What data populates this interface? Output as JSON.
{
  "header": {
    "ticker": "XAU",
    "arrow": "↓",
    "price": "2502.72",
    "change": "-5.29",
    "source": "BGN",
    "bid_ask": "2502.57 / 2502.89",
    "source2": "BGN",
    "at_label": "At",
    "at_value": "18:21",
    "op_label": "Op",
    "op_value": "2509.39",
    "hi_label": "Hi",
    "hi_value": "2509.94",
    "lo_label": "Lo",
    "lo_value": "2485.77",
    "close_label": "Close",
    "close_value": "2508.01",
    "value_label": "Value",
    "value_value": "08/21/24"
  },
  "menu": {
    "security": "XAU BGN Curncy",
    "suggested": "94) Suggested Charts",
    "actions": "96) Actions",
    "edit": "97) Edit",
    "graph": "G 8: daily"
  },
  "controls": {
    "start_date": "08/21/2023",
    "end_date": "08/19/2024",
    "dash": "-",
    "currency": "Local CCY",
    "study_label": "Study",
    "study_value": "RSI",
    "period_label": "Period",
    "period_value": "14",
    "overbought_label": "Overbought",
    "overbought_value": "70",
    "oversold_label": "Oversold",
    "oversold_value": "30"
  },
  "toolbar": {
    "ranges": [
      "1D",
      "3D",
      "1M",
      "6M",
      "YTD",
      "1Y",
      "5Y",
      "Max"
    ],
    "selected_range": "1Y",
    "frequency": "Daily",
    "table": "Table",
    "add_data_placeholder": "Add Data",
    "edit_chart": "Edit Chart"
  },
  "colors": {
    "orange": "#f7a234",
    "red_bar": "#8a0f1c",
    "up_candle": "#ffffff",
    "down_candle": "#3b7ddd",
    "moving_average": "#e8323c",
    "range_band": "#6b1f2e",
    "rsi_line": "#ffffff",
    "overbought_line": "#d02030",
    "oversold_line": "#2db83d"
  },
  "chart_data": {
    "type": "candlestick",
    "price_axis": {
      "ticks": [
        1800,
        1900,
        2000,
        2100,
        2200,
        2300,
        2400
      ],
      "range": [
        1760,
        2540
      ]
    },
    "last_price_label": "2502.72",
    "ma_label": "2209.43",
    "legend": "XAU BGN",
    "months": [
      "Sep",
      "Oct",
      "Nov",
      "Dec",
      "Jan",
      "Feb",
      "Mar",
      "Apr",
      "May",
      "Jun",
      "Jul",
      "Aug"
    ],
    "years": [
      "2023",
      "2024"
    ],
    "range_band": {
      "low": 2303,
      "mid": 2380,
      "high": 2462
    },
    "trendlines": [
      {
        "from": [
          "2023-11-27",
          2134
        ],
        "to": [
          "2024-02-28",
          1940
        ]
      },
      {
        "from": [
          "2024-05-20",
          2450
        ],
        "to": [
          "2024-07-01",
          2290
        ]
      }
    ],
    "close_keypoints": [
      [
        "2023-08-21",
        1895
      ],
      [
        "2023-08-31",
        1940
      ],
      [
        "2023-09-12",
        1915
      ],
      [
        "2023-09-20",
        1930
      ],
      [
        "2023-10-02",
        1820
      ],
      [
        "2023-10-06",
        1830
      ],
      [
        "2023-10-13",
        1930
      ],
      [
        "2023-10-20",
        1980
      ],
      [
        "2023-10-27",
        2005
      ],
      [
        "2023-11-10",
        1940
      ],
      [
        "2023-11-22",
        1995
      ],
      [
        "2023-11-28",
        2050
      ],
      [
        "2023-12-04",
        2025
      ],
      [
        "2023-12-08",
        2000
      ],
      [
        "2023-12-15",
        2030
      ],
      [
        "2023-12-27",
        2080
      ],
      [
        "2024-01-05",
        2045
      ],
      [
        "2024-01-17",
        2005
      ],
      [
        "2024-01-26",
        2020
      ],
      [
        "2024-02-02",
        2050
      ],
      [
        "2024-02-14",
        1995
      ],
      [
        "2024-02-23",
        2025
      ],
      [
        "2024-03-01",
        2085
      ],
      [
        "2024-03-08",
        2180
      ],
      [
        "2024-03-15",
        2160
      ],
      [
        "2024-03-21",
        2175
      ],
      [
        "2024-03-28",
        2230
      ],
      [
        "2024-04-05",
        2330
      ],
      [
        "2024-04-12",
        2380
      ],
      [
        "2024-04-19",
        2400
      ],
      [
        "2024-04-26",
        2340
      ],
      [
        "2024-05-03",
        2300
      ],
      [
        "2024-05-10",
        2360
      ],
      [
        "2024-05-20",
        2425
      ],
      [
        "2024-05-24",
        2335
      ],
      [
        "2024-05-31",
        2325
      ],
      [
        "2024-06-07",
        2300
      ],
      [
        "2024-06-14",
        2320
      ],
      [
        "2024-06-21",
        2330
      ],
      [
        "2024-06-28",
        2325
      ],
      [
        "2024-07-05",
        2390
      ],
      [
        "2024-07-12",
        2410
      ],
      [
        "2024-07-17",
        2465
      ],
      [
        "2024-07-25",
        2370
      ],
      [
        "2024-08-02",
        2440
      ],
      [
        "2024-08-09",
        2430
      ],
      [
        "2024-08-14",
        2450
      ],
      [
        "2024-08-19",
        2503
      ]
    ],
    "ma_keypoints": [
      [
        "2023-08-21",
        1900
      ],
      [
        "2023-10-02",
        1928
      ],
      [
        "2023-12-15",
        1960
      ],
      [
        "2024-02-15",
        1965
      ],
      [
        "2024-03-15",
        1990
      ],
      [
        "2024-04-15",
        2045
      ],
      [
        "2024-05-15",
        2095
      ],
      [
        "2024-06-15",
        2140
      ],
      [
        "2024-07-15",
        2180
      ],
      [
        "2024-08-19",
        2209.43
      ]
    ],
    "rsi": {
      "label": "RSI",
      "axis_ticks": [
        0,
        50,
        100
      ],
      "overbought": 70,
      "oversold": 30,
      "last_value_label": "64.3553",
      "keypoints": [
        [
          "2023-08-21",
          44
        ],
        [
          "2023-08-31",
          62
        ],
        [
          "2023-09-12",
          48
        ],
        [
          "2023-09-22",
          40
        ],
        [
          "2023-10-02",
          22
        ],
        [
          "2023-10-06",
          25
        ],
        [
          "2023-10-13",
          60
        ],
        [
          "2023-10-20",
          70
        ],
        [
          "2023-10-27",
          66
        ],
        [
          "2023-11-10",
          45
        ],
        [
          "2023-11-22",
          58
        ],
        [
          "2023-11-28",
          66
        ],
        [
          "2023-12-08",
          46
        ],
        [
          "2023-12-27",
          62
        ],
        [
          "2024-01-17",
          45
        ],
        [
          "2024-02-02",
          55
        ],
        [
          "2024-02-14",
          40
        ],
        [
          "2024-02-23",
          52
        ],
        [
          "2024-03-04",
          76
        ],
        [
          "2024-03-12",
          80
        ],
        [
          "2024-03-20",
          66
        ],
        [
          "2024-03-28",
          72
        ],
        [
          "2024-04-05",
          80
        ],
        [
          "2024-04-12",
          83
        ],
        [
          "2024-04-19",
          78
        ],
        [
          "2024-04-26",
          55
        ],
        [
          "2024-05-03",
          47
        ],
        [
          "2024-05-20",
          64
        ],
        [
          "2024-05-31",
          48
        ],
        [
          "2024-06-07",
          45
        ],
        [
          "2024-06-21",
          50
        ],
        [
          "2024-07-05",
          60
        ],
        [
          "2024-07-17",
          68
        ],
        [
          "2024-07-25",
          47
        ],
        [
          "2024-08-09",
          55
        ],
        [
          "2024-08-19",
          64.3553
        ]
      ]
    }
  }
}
-------
Exactly reproduce all of the entries.

What data populates this interface? Output as JSON.
{
  "header": {
    "ticker": "XAU",
    "arrow": "↓",
    "price": "2502.72",
    "change": "-5.29",
    "source": "BGN",
    "bid_ask": "2502.57 / 2502.89",
    "source2": "BGN",
    "at_label": "At",
    "at_value": "18:21",
    "op_label": "Op",
    "op_value": "2509.39",
    "hi_label": "Hi",
    "hi_value": "2509.94",
    "lo_label": "Lo",
    "lo_value": "2485.77",
    "close_label": "Close",
    "close_value": "2508.01",
    "value_label": "Value",
    "value_value": "08/21/24"
  },
  "menu": {
    "security": "XAU BGN Curncy",
    "suggested": "94) Suggested Charts",
    "actions": "96) Actions",
    "edit": "97) Edit",
    "graph": "G 8: daily"
  },
  "controls": {
    "start_date": "08/21/2023",
    "end_date": "08/19/2024",
    "dash": "-",
    "currency": "Local CCY",
    "study_label": "Study",
    "study_value": "RSI",
    "period_label": "Period",
    "period_value": "14",
    "overbought_label": "Overbought",
    "overbought_value": "70",
    "oversold_label": "Oversold",
    "oversold_value": "30"
  },
  "toolbar": {
    "ranges": [
      "1D",
      "3D",
      "1M",
      "6M",
      "YTD",
      "1Y",
      "5Y",
      "Max"
    ],
    "selected_range": "1Y",
    "frequency": "Daily",
    "table": "Table",
    "add_data_placeholder": "Add Data",
    "edit_chart": "Edit Chart"
  },
  "colors": {
    "orange": "#f7a234",
    "red_bar": "#8a0f1c",
    "up_candle": "#ffffff",
    "down_candle": "#3b7ddd",
    "moving_average": "#e8323c",
    "range_band": "#6b1f2e",
    "rsi_line": "#ffffff",
    "overbought_line": "#d02030",
    "oversold_line": "#2db83d"
  },
  "chart_data": {
    "type": "candlestick",
    "price_axis": {
      "ticks": [
        1800,
        1900,
        2000,
        2100,
        2200,
        2300,
        2400
      ],
      "range": [
        1760,
        2540
      ]
    },
    "last_price_label": "2502.72",
    "ma_label": "2209.43",
    "legend": "XAU BGN",
    "months": [
      "Sep",
      "Oct",
      "Nov",
      "Dec",
      "Jan",
      "Feb",
      "Mar",
      "Apr",
      "May",
      "Jun",
      "Jul",
      "Aug"
    ],
    "years": [
      "2023",
      "2024"
    ],
    "range_band": {
      "low": 2303,
      "mid": 2380,
      "high": 2462
    },
    "trendlines": [
      {
        "from": [
          "2023-11-27",
          2134
        ],
        "to": [
          "2024-02-28",
          1940
        ]
      },
      {
        "from": [
          "2024-05-20",
          2450
        ],
        "to": [
          "2024-07-01",
          2290
        ]
      }
    ],
    "close_keypoints": [
      [
        "2023-08-21",
        1895
      ],
      [
        "2023-08-31",
        1940
      ],
      [
        "2023-09-12",
        1915
      ],
      [
        "2023-09-20",
        1930
      ],
      [
        "2023-10-02",
        1820
      ],
      [
        "2023-10-06",
        1830
      ],
      [
        "2023-10-13",
        1930
      ],
      [
        "2023-10-20",
        1980
      ],
      [
        "2023-10-27",
        2005
      ],
      [
        "2023-11-10",
        1940
      ],
      [
        "2023-11-22",
        1995
      ],
      [
        "2023-11-28",
        2050
      ],
      [
        "2023-12-04",
        2025
      ],
      [
        "2023-12-08",
        2000
      ],
      [
        "2023-12-15",
        2030
      ],
      [
        "2023-12-27",
        2080
      ],
      [
        "2024-01-05",
        2045
      ],
      [
        "2024-01-17",
        2005
      ],
      [
        "2024-01-26",
        2020
      ],
      [
        "2024-02-02",
        2050
      ],
      [
        "2024-02-14",
        1995
      ],
      [
        "2024-02-23",
        2025
      ],
      [
        "2024-03-01",
        2085
      ],
      [
        "2024-03-08",
        2180
      ],
      [
        "2024-03-15",
        2160
      ],
      [
        "2024-03-21",
        2175
      ],
      [
        "2024-03-28",
        2230
      ],
      [
        "2024-04-05",
        2330
      ],
      [
        "2024-04-12",
        2380
      ],
      [
        "2024-04-19",
        2400
      ],
      [
        "2024-04-26",
        2340
      ],
      [
        "2024-05-03",
        2300
      ],
      [
        "2024-05-10",
        2360
      ],
      [
        "2024-05-20",
        2425
      ],
      [
        "2024-05-24",
        2335
      ],
      [
        "2024-05-31",
        2325
      ],
      [
        "2024-06-07",
        2300
      ],
      [
        "2024-06-14",
        2320
      ],
      [
        "2024-06-21",
        2330
      ],
      [
        "2024-06-28",
        2325
      ],
      [
        "2024-07-05",
        2390
      ],
      [
        "2024-07-12",
        2410
      ],
      [
        "2024-07-17",
        2465
      ],
      [
        "2024-07-25",
        2370
      ],
      [
        "2024-08-02",
        2440
      ],
      [
        "2024-08-09",
        2430
      ],
      [
        "2024-08-14",
        2450
      ],
      [
        "2024-08-19",
        2503
      ]
    ],
    "ma_keypoints": [
      [
        "2023-08-21",
        1900
      ],
      [
        "2023-10-02",
        1928
      ],
      [
        "2023-12-15",
        1960
      ],
      [
        "2024-02-15",
        1965
      ],
      [
        "2024-03-15",
        1990
      ],
      [
        "2024-04-15",
        2045
      ],
      [
        "2024-05-15",
        2095
      ],
      [
        "2024-06-15",
        2140
      ],
      [
        "2024-07-15",
        2180
      ],
      [
        "2024-08-19",
        2209.43
      ]
    ],
    "rsi": {
      "label": "RSI",
      "axis_ticks": [
        0,
        50,
        100
      ],
      "overbought": 70,
      "oversold": 30,
      "last_value_label": "64.3553",
      "keypoints": [
        [
          "2023-08-21",
          44
        ],
        [
          "2023-08-31",
          62
        ],
        [
          "2023-09-12",
          48
        ],
        [
          "2023-09-22",
          40
        ],
        [
          "2023-10-02",
          22
        ],
        [
          "2023-10-06",
          25
        ],
        [
          "2023-10-13",
          60
        ],
        [
          "2023-10-20",
          70
        ],
        [
          "2023-10-27",
          66
        ],
        [
          "2023-11-10",
          45
        ],
        [
          "2023-11-22",
          58
        ],
        [
          "2023-11-28",
          66
        ],
        [
          "2023-12-08",
          46
        ],
        [
          "2023-12-27",
          62
        ],
        [
          "2024-01-17",
          45
        ],
        [
          "2024-02-02",
          55
        ],
        [
          "2024-02-14",
          40
        ],
        [
          "2024-02-23",
          52
        ],
        [
          "2024-03-04",
          76
        ],
        [
          "2024-03-12",
          80
        ],
        [
          "2024-03-20",
          66
        ],
        [
          "2024-03-28",
          72
        ],
        [
          "2024-04-05",
          80
        ],
        [
          "2024-04-12",
          83
        ],
        [
          "2024-04-19",
          78
        ],
        [
          "2024-04-26",
          55
        ],
        [
          "2024-05-03",
          47
        ],
        [
          "2024-05-20",
          64
        ],
        [
          "2024-05-31",
          48
        ],
        [
          "2024-06-07",
          45
        ],
        [
          "2024-06-21",
          50
        ],
        [
          "2024-07-05",
          60
        ],
        [
          "2024-07-17",
          68
        ],
        [
          "2024-07-25",
          47
        ],
        [
          "2024-08-09",
          55
        ],
        [
          "2024-08-19",
          64.3553
        ]
      ]
    }
  }
}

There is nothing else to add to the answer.